PROBLEM TO WORK ON
Copy out every line in the entries below that includes "программы".

Dataset records
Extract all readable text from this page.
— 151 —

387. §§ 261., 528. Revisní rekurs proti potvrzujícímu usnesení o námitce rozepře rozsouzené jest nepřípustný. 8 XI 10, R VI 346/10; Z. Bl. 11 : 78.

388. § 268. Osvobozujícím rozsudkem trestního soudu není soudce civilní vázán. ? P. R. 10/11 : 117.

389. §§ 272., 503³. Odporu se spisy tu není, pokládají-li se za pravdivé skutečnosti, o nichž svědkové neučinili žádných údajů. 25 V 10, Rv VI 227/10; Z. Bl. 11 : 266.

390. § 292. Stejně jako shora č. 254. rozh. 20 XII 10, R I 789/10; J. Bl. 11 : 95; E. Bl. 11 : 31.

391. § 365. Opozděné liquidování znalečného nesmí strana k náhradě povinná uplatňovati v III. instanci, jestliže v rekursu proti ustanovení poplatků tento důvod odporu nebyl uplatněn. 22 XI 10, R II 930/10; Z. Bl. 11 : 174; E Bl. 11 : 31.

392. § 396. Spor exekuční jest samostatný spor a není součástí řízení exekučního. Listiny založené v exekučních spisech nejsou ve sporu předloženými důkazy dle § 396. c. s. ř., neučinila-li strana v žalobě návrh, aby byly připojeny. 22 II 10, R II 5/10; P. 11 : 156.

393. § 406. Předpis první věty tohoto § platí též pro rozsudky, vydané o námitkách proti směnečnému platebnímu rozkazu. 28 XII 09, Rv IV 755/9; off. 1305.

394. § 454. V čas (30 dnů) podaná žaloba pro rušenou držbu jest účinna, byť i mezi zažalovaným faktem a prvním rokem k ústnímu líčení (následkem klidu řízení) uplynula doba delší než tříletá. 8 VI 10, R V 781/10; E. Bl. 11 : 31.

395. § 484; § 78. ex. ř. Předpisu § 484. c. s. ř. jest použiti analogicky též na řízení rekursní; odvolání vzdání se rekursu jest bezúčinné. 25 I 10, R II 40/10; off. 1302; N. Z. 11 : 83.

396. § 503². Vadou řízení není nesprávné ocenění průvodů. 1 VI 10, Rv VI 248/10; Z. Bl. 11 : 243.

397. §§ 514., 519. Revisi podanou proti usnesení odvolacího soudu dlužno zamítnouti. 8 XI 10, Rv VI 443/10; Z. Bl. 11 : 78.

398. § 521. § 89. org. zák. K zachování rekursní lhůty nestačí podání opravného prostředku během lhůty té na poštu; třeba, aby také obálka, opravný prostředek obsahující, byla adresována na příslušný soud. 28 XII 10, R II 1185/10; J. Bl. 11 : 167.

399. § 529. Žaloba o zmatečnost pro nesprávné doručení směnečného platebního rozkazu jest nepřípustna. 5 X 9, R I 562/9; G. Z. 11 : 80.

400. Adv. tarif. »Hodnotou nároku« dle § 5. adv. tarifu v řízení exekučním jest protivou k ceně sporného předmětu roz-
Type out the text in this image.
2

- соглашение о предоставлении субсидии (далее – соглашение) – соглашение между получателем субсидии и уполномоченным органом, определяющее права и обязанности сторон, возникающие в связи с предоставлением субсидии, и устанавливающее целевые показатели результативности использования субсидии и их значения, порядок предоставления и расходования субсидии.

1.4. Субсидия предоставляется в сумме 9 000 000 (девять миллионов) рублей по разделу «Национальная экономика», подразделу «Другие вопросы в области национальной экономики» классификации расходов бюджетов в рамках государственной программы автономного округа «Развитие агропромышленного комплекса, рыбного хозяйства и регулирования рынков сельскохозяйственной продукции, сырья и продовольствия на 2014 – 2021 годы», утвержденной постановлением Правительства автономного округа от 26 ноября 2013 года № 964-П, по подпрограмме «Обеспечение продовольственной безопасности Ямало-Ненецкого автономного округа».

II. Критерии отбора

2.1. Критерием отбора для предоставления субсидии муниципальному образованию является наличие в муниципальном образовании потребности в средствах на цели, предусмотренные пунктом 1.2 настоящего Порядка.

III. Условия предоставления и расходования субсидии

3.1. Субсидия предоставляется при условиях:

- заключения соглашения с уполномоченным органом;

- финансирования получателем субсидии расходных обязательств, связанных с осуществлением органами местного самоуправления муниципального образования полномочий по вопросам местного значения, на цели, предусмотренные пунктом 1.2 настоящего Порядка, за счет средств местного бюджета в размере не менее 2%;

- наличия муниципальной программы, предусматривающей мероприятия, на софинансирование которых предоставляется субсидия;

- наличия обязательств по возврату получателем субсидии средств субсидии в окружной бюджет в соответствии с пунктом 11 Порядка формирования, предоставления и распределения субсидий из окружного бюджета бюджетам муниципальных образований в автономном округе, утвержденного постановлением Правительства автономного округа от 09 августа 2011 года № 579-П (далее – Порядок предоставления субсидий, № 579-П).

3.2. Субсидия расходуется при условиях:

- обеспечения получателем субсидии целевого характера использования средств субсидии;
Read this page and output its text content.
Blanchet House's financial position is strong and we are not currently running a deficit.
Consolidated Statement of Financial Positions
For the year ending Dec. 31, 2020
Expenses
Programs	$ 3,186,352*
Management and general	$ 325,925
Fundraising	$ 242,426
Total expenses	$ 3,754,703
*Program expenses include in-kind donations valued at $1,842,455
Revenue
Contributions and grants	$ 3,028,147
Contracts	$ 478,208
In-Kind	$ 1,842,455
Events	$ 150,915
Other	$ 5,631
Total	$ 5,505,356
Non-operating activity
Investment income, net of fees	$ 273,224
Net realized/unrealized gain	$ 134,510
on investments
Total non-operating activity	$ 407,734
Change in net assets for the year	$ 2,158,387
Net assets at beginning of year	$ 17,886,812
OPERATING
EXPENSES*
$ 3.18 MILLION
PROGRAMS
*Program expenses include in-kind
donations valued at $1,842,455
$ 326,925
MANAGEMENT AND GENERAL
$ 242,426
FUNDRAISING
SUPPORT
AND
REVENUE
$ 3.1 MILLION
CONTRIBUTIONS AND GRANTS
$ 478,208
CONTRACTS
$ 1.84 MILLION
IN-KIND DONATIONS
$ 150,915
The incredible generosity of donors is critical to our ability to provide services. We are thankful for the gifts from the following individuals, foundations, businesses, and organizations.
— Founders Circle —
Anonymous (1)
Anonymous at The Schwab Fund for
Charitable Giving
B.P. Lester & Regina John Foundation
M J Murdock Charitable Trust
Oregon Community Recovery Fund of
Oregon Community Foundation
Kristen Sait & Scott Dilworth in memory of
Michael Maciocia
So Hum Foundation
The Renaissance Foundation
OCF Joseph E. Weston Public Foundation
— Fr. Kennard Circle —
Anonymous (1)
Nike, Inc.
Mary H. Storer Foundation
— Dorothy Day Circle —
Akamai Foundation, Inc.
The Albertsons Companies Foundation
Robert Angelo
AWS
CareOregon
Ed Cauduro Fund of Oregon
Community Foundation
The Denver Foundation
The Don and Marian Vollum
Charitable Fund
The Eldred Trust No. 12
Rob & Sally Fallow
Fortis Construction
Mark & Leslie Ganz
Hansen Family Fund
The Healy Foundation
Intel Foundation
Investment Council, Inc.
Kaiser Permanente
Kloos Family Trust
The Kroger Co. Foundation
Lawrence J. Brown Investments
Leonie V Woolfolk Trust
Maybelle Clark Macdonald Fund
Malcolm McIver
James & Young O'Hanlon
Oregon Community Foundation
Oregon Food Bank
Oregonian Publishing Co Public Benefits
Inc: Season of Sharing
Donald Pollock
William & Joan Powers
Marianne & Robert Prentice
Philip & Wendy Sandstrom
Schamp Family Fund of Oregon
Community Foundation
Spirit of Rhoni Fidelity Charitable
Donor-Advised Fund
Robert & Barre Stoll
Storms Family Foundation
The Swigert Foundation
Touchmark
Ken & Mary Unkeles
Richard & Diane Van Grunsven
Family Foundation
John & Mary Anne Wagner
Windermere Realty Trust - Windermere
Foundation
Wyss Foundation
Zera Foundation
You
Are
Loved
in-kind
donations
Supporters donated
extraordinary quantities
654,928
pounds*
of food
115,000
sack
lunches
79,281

FINAL RESULT
1.4. Субсидия предоставляется в сумме 9 000 000 (девять миллионов) рублей по разделу «Национальная экономика», подразделу «Другие вопросы в области национальной экономики» классификации расходов бюджетов в рамках государственной программы автономного округа «Развитие агропромышленного комплекса, рыбного хозяйства и регулирования рынков сельскохозяйственной продукции, сырья и продовольствия на 2014 – 2021 годы», утвержденной постановлением Правительства автономного округа от 26 ноября 2013 года № 964-П, по подпрограмме «Обеспечение продовольственной безопасности Ямало-Ненецкого автономного округа».
- наличия муниципальной программы, предусматривающей мероприятия, на софинансирование которых предоставляется субсидия;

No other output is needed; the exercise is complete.